WHAT YOU NEED TO DO:
All of the data below must be repeated exactly.

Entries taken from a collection
/---

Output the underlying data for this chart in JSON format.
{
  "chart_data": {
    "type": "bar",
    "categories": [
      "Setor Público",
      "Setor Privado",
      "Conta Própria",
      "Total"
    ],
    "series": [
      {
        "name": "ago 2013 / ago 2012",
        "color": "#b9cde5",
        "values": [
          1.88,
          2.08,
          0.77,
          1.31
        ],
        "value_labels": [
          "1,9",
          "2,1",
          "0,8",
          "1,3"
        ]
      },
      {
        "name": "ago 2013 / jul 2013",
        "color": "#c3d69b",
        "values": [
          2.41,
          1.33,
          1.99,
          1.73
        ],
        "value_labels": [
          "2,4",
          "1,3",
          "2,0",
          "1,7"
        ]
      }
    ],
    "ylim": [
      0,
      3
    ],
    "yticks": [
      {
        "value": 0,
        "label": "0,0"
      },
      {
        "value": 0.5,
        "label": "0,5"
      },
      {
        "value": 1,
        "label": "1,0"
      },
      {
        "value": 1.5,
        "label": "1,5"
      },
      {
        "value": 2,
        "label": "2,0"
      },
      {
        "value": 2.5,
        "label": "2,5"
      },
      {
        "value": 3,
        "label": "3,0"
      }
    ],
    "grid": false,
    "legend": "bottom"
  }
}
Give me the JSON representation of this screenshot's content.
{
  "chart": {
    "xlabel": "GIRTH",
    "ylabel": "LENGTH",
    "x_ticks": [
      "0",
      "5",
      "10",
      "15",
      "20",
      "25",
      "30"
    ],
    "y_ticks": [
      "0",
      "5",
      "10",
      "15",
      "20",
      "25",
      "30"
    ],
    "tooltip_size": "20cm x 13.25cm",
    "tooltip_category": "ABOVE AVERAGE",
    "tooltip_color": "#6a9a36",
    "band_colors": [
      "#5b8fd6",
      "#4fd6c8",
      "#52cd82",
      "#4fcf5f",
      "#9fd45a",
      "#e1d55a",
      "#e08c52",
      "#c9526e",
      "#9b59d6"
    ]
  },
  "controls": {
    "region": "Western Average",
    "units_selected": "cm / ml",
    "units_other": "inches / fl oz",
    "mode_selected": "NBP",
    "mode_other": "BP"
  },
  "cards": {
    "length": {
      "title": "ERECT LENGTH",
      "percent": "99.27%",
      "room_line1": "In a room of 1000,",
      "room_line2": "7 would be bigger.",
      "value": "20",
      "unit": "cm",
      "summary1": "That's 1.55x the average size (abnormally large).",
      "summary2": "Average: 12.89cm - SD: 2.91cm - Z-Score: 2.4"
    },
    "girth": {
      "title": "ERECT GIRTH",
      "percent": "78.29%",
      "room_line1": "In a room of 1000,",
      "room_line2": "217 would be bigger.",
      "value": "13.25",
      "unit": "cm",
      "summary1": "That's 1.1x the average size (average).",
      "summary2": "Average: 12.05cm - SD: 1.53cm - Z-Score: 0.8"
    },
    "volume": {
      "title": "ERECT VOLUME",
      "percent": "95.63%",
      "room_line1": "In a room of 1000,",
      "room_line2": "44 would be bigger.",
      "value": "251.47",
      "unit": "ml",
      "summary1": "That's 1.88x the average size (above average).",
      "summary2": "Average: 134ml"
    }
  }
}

\---

TASK OUTPUT:
Output the underlying data for this chart in JSON format.
{
  "chart_data": {
    "type": "bar",
    "categories": [
      "Setor Público",
      "Setor Privado",
      "Conta Própria",
      "Total"
    ],
    "series": [
      {
        "name": "ago 2013 / ago 2012",
        "color": "#b9cde5",
        "values": [
          1.88,
          2.08,
          0.77,
          1.31
        ],
        "value_labels": [
          "1,9",
          "2,1",
          "0,8",
          "1,3"
        ]
      },
      {
        "name": "ago 2013 / jul 2013",
        "color": "#c3d69b",
        "values": [
          2.41,
          1.33,
          1.99,
          1.73
        ],
        "value_labels": [
          "2,4",
          "1,3",
          "2,0",
          "1,7"
        ]
      }
    ],
    "ylim": [
      0,
      3
    ],
    "yticks": [
      {
        "value": 0,
        "label": "0,0"
      },
      {
        "value": 0.5,
        "label": "0,5"
      },
      {
        "value": 1,
        "label": "1,0"
      },
      {
        "value": 1.5,
        "label": "1,5"
      },
      {
        "value": 2,
        "label": "2,0"
      },
      {
        "value": 2.5,
        "label": "2,5"
      },
      {
        "value": 3,
        "label": "3,0"
      }
    ],
    "grid": false,
    "legend": "bottom"
  }
}
Give me the JSON representation of this screenshot's content.
{
  "chart": {
    "xlabel": "GIRTH",
    "ylabel": "LENGTH",
    "x_ticks": [
      "0",
      "5",
      "10",
      "15",
      "20",
      "25",
      "30"
    ],
    "y_ticks": [
      "0",
      "5",
      "10",
      "15",
      "20",
      "25",
      "30"
    ],
    "tooltip_size": "20cm x 13.25cm",
    "tooltip_category": "ABOVE AVERAGE",
    "tooltip_color": "#6a9a36",
    "band_colors": [
      "#5b8fd6",
      "#4fd6c8",
      "#52cd82",
      "#4fcf5f",
      "#9fd45a",
      "#e1d55a",
      "#e08c52",
      "#c9526e",
      "#9b59d6"
    ]
  },
  "controls": {
    "region": "Western Average",
    "units_selected": "cm / ml",
    "units_other": "inches / fl oz",
    "mode_selected": "NBP",
    "mode_other": "BP"
  },
  "cards": {
    "length": {
      "title": "ERECT LENGTH",
      "percent": "99.27%",
      "room_line1": "In a room of 1000,",
      "room_line2": "7 would be bigger.",
      "value": "20",
      "unit": "cm",
      "summary1": "That's 1.55x the average size (abnormally large).",
      "summary2": "Average: 12.89cm - SD: 2.91cm - Z-Score: 2.4"
    },
    "girth": {
      "title": "ERECT GIRTH",
      "percent": "78.29%",
      "room_line1": "In a room of 1000,",
      "room_line2": "217 would be bigger.",
      "value": "13.25",
      "unit": "cm",
      "summary1": "That's 1.1x the average size (average).",
      "summary2": "Average: 12.05cm - SD: 1.53cm - Z-Score: 0.8"
    },
    "volume": {
      "title": "ERECT VOLUME",
      "percent": "95.63%",
      "room_line1": "In a room of 1000,",
      "room_line2": "44 would be bigger.",
      "value": "251.47",
      "unit": "ml",
      "summary1": "That's 1.88x the average size (above average).",
      "summary2": "Average: 134ml"
    }
  }
}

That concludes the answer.